TO DO>
Quote the rows word for word, starting at the first row and ending at the row that contains "svg-text:И: И [54,148,61,159]", with both of those rows included.
══════════════════════════════
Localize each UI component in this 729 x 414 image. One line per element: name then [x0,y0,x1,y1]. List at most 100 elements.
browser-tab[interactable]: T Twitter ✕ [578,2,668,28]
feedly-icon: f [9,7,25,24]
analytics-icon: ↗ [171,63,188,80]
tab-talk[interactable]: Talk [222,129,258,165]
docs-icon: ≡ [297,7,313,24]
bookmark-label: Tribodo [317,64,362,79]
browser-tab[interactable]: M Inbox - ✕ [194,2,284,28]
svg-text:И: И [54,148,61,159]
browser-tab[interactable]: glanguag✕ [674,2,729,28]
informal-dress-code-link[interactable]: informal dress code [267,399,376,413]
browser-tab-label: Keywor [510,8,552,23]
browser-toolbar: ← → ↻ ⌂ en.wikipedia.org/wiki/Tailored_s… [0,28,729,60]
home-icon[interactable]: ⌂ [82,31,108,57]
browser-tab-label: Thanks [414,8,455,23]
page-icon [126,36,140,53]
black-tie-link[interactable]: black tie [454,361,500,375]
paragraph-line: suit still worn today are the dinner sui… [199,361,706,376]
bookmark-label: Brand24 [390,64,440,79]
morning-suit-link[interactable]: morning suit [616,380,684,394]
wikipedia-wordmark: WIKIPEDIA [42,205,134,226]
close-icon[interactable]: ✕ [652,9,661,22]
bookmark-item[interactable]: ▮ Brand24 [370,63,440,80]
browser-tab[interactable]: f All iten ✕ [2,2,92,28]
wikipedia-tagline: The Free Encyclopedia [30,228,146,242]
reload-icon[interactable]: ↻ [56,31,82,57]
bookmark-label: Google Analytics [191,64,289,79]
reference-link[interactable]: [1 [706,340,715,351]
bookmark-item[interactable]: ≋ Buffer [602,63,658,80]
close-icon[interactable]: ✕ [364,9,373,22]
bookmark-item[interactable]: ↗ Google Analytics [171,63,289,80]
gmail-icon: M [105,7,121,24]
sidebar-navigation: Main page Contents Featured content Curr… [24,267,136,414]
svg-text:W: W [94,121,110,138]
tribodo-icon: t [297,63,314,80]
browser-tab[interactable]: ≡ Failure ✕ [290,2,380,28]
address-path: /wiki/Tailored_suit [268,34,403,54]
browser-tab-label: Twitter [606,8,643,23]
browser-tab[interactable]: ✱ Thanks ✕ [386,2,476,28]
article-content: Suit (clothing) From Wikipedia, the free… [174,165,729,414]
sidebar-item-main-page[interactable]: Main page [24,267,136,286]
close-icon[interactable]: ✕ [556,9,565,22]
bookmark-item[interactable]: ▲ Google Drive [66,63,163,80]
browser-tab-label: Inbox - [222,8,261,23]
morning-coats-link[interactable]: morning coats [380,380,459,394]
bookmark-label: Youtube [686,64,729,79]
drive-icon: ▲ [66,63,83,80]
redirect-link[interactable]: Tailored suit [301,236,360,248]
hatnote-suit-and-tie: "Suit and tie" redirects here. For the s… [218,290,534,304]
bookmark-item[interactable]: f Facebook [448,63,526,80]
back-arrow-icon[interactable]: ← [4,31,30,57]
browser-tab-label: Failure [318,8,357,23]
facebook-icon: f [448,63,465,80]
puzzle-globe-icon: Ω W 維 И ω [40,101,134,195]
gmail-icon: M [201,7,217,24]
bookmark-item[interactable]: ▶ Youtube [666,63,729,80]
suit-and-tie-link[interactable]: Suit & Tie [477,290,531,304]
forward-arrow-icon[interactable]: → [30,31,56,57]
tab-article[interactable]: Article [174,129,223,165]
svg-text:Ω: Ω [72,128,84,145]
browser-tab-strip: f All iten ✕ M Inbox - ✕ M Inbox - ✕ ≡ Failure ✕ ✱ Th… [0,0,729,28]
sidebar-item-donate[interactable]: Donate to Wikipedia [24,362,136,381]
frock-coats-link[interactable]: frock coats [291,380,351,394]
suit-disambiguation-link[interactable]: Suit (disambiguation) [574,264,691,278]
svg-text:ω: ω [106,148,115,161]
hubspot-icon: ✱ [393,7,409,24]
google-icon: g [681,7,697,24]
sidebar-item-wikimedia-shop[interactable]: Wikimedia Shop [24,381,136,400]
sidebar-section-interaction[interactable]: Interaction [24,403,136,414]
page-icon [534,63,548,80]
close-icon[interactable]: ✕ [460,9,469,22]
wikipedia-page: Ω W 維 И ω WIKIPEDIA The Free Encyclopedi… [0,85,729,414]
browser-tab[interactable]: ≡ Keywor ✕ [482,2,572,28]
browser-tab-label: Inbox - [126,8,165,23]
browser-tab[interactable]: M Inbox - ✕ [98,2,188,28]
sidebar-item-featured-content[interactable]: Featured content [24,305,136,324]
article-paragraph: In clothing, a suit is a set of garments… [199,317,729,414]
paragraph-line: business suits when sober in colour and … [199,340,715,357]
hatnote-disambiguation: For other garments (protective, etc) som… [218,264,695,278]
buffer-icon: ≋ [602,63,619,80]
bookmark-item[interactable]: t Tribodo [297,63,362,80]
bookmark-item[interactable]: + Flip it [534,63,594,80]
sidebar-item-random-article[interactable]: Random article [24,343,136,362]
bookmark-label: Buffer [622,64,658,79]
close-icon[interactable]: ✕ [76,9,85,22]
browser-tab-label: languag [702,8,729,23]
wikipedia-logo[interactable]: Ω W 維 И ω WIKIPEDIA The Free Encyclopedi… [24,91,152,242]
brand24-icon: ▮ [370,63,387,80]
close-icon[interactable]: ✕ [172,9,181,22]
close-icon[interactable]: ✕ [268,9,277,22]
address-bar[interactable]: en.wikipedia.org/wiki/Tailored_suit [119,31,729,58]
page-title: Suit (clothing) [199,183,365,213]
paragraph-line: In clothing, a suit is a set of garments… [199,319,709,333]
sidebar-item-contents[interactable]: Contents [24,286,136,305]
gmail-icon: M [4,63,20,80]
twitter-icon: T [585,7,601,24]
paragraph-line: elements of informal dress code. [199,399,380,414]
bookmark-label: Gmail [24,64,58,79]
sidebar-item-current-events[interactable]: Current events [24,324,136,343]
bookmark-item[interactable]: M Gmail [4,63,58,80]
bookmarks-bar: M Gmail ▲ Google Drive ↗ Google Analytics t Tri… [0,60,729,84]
══════════════════════════════
COMPLETE ANSWER>
Localize each UI component in this 729 x 414 image. One line per element: name then [x0,y0,x1,y1]. List at most 100 elements.
browser-tab[interactable]: T Twitter ✕ [578,2,668,28]
feedly-icon: f [9,7,25,24]
analytics-icon: ↗ [171,63,188,80]
tab-talk[interactable]: Talk [222,129,258,165]
docs-icon: ≡ [297,7,313,24]
bookmark-label: Tribodo [317,64,362,79]
browser-tab[interactable]: M Inbox - ✕ [194,2,284,28]
svg-text:И: И [54,148,61,159]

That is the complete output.